Find the string "decision" and gather every line that holds it.

Collected data entries:
━━━━━━━━━━━━━━━━━━━━━━━━━━━━━━
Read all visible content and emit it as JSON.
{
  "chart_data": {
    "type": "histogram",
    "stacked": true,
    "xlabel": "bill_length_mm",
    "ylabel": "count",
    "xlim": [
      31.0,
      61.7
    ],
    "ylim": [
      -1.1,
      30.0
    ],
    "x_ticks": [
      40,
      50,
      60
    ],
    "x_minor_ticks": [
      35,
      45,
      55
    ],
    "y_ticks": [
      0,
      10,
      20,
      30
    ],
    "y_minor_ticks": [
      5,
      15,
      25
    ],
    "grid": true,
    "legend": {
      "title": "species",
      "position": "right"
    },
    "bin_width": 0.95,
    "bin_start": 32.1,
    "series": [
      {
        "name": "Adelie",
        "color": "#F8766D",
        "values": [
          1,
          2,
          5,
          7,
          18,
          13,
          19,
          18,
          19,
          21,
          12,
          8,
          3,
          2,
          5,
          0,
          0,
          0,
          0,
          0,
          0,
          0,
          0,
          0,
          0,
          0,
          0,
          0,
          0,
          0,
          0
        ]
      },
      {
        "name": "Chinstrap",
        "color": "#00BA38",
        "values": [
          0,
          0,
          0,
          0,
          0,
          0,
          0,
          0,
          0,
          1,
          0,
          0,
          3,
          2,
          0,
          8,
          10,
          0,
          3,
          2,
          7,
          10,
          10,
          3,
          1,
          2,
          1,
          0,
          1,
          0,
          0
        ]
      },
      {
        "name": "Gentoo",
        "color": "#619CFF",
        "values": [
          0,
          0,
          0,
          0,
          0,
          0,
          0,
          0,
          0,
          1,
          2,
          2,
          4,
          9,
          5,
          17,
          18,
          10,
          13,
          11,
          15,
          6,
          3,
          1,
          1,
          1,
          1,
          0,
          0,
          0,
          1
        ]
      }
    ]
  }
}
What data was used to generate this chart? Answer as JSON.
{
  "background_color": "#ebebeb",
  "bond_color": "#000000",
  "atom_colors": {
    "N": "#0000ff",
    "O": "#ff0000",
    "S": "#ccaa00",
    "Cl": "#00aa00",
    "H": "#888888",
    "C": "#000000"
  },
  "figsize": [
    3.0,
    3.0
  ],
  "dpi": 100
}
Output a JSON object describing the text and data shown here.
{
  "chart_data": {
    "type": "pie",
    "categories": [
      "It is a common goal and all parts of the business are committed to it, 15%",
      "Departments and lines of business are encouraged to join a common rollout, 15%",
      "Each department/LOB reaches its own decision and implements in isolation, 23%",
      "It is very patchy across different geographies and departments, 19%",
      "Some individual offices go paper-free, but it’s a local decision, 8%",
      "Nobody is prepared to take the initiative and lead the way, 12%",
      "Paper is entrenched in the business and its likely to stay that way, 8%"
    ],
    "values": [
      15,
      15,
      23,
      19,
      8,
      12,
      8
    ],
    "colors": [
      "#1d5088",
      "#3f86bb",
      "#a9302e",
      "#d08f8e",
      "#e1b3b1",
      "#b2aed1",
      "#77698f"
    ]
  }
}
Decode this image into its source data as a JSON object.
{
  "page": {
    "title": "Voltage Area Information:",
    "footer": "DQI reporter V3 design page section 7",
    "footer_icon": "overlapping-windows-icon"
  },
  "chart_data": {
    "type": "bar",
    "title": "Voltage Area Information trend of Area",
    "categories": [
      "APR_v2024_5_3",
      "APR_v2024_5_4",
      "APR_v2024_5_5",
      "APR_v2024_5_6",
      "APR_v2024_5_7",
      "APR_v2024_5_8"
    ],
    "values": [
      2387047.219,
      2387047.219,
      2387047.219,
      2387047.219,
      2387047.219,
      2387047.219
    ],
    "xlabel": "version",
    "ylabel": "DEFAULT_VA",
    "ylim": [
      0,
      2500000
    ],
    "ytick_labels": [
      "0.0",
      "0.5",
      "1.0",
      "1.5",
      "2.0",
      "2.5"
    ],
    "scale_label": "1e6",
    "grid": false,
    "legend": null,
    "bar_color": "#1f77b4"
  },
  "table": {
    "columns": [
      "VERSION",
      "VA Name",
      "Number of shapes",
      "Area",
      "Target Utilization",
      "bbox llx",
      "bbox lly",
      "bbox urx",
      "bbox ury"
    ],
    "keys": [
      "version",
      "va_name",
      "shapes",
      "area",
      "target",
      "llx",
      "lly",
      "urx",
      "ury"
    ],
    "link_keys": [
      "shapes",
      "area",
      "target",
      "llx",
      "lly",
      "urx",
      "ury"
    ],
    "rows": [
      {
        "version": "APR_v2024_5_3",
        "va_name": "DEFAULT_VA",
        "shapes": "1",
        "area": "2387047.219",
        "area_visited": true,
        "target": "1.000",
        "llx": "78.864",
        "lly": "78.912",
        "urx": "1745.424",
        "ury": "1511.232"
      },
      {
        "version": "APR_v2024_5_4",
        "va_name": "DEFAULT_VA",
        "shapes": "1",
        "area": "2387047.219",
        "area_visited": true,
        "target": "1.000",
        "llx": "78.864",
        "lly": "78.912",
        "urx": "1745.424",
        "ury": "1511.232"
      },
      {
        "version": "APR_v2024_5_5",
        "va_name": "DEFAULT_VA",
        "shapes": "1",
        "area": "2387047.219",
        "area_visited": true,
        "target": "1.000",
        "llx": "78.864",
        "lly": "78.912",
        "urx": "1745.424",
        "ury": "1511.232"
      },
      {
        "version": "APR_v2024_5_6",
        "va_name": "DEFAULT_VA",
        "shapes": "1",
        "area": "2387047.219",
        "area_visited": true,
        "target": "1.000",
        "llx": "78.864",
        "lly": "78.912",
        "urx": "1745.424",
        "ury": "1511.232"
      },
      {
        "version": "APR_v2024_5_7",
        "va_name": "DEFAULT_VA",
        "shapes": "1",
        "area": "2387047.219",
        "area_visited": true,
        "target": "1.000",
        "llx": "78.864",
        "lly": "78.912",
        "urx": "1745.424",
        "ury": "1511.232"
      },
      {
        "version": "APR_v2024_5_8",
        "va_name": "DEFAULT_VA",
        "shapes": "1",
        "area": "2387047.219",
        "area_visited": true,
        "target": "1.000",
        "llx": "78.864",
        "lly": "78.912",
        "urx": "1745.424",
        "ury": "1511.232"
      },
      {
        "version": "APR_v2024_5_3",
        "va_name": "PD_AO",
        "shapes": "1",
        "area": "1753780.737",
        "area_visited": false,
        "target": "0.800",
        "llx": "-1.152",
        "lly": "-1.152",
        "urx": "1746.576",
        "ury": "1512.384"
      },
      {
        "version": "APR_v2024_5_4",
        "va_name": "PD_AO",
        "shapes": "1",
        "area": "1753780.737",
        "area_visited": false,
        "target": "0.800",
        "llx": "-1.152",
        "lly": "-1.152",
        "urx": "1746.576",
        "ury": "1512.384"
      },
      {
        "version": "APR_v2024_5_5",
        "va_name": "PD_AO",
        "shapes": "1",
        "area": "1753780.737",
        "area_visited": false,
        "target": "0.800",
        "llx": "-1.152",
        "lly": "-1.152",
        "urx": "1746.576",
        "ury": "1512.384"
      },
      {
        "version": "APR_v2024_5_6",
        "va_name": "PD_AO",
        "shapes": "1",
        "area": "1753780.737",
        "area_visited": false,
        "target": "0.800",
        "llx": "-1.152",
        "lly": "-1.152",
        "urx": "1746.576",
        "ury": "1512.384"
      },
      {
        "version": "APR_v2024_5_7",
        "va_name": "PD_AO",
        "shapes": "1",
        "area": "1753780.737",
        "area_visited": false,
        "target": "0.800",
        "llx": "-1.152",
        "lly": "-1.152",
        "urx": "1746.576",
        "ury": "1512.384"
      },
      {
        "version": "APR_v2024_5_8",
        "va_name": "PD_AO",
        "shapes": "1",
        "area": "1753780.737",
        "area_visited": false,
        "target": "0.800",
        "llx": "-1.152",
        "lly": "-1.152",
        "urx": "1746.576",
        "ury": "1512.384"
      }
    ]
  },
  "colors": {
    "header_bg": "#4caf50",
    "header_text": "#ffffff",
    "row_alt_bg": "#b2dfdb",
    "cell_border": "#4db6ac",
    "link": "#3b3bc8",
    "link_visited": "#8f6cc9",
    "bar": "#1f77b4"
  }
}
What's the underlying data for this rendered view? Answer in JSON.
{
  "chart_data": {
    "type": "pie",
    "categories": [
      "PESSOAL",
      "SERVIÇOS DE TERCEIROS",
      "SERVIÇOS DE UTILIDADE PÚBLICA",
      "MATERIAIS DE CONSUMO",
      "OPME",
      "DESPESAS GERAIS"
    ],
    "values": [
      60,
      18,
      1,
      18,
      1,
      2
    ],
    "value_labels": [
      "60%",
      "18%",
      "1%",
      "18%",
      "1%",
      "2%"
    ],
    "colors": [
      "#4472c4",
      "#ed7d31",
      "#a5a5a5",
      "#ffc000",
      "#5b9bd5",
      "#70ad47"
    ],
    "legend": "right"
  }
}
━━━━━━━━━━━━━━━━━━━━━━━━━━━━━━
_Result of this exercise_:
      "Each department/LOB reaches its own decision and implements in isolation, 23%",
      "Some individual offices go paper-free, but it’s a local decision, 8%",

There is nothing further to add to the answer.